Data entries
☆ ☆ ☆ ☆ ☆ ☆ ☆

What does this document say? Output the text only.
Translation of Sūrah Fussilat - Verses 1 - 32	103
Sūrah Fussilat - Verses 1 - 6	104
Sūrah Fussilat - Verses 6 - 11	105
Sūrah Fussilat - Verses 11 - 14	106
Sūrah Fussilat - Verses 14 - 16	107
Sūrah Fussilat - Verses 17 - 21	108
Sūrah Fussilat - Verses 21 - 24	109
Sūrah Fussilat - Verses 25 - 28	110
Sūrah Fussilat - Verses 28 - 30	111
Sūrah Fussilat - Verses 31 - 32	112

☆ ☆ ☆ ☆ ☆ ☆ ☆

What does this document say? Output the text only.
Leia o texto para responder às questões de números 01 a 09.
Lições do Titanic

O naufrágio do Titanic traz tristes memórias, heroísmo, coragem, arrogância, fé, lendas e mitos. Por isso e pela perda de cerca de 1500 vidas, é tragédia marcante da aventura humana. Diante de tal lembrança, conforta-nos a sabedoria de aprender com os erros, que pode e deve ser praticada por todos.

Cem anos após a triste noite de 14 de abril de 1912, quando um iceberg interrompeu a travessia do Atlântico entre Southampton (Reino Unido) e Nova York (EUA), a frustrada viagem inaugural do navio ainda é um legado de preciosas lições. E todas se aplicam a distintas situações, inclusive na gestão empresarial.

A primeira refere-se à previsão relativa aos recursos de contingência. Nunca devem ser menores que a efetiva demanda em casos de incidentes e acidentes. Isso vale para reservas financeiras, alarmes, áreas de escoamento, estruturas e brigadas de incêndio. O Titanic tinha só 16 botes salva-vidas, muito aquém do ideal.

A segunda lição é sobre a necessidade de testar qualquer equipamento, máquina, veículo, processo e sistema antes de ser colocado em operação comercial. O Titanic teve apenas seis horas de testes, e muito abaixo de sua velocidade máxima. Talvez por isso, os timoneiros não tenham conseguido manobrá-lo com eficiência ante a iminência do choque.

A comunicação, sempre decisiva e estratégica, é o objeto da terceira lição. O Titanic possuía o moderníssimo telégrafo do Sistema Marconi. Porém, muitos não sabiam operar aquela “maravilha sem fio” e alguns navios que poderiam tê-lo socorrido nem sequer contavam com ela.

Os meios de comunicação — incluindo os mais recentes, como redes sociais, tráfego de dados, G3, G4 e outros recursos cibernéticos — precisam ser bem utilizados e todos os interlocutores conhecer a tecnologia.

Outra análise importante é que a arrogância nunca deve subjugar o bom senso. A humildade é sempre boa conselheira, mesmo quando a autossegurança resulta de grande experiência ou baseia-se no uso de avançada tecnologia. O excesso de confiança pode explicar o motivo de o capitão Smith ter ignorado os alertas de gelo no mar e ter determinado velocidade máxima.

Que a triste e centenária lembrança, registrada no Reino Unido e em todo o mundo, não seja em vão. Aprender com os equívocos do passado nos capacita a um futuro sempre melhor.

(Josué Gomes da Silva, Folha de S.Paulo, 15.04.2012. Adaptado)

☆ ☆ ☆ ☆ ☆ ☆ ☆

AIM OF THE TASK. Make a copy of each line that contains the string "Reino".

TASK SOLUTION.
Cem anos após a triste noite de 14 de abril de 1912, quando um iceberg interrompeu a travessia do Atlântico entre Southampton (Reino Unido) e Nova York (EUA), a frustrada viagem inaugural do navio ainda é um legado de preciosas lições. E todas se aplicam a distintas situações, inclusive na gestão empresarial.
Que a triste e centenária lembrança, registrada no Reino Unido e em todo o mundo, não seja em vão. Aprender com os equívocos do passado nos capacita a um futuro sempre melhor.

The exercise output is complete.